Problem details | Each line in the entries below that holds the string "fuel" is to be listed.

Data records |
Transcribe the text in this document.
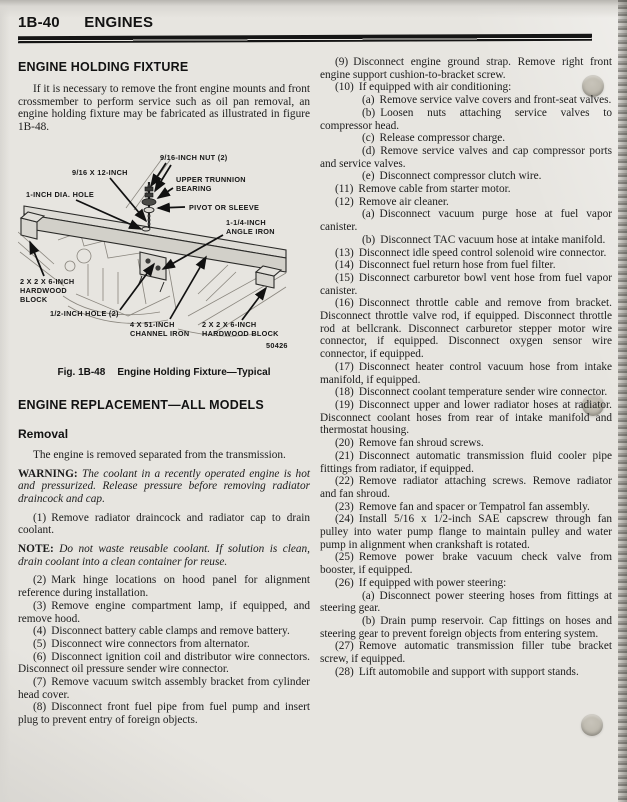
1B-40 ENGINES
ENGINE HOLDING FIXTURE

If it is necessary to remove the front engine mounts and front crossmember to perform service such as oil pan removal, an engine holding fixture may be fabricated as illustrated in figure 1B-48.

9/16-INCH NUT (2)
9/16 X 12-INCH
UPPER TRUNNION
BEARING
1-INCH DIA. HOLE
PIVOT OR SLEEVE
1-1/4-INCH
ANGLE IRON
2 X 2 X 6-INCH
HARDWOOD
BLOCK
1/2-INCH HOLE (2)
4 X 51-INCH
CHANNEL IRON
2 X 2 X 6-INCH
HARDWOOD BLOCK
50426
Fig. 1B-48 Engine Holding Fixture—Typical
ENGINE REPLACEMENT—ALL MODELS
Removal

The engine is removed separated from the transmission.

WARNING: The coolant in a recently operated engine is hot and pressurized. Release pressure before removing radiator draincock and cap.

(1) Remove radiator draincock and radiator cap to drain coolant.

NOTE: Do not waste reusable coolant. If solution is clean, drain coolant into a clean container for reuse.

(2) Mark hinge locations on hood panel for alignment reference during installation.

(3) Remove engine compartment lamp, if equipped, and remove hood.

(4) Disconnect battery cable clamps and remove battery.

(5) Disconnect wire connectors from alternator.

(6) Disconnect ignition coil and distributor wire connectors. Disconnect oil pressure sender wire connector.

(7) Remove vacuum switch assembly bracket from cylinder head cover.

(8) Disconnect front fuel pipe from fuel pump and insert plug to prevent entry of foreign objects.

(9) Disconnect engine ground strap. Remove right front engine support cushion-to-bracket screw.

(10) If equipped with air conditioning:

(a) Remove service valve covers and front-seat valves.

(b) Loosen nuts attaching service valves to compressor head.

(c) Release compressor charge.

(d) Remove service valves and cap compressor ports and service valves.

(e) Disconnect compressor clutch wire.

(11) Remove cable from starter motor.

(12) Remove air cleaner.

(a) Disconnect vacuum purge hose at fuel vapor canister.

(b) Disconnect TAC vacuum hose at intake manifold.

(13) Disconnect idle speed control solenoid wire connector.

(14) Disconnect fuel return hose from fuel filter.

(15) Disconnect carburetor bowl vent hose from fuel vapor canister.

(16) Disconnect throttle cable and remove from bracket. Disconnect throttle valve rod, if equipped. Disconnect throttle rod at bellcrank. Disconnect carburetor stepper motor wire connector, if equipped. Disconnect oxygen sensor wire connector, if equipped.

(17) Disconnect heater control vacuum hose from intake manifold, if equipped.

(18) Disconnect coolant temperature sender wire connector.

(19) Disconnect upper and lower radiator hoses at radiator. Disconnect coolant hoses from rear of intake manifold and thermostat housing.

(20) Remove fan shroud screws.

(21) Disconnect automatic transmission fluid cooler pipe fittings from radiator, if equipped.

(22) Remove radiator attaching screws. Remove radiator and fan shroud.

(23) Remove fan and spacer or Tempatrol fan assembly.

(24) Install 5/16 x 1/2-inch SAE capscrew through fan pulley into water pump flange to maintain pulley and water pump in alignment when crankshaft is rotated.

(25) Remove power brake vacuum check valve from booster, if equipped.

(26) If equipped with power steering:

(a) Disconnect power steering hoses from fittings at steering gear.

(b) Drain pump reservoir. Cap fittings on hoses and steering gear to prevent foreign objects from entering system.

(27) Remove automatic transmission filler tube bracket screw, if equipped.

(28) Lift automobile and support with support stands.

Response to the task |
(8) Disconnect front fuel pipe from fuel pump and insert plug to prevent entry of foreign objects.
(a) Disconnect vacuum purge hose at fuel vapor canister.
(14) Disconnect fuel return hose from fuel filter.
(15) Disconnect carburetor bowl vent hose from fuel vapor canister.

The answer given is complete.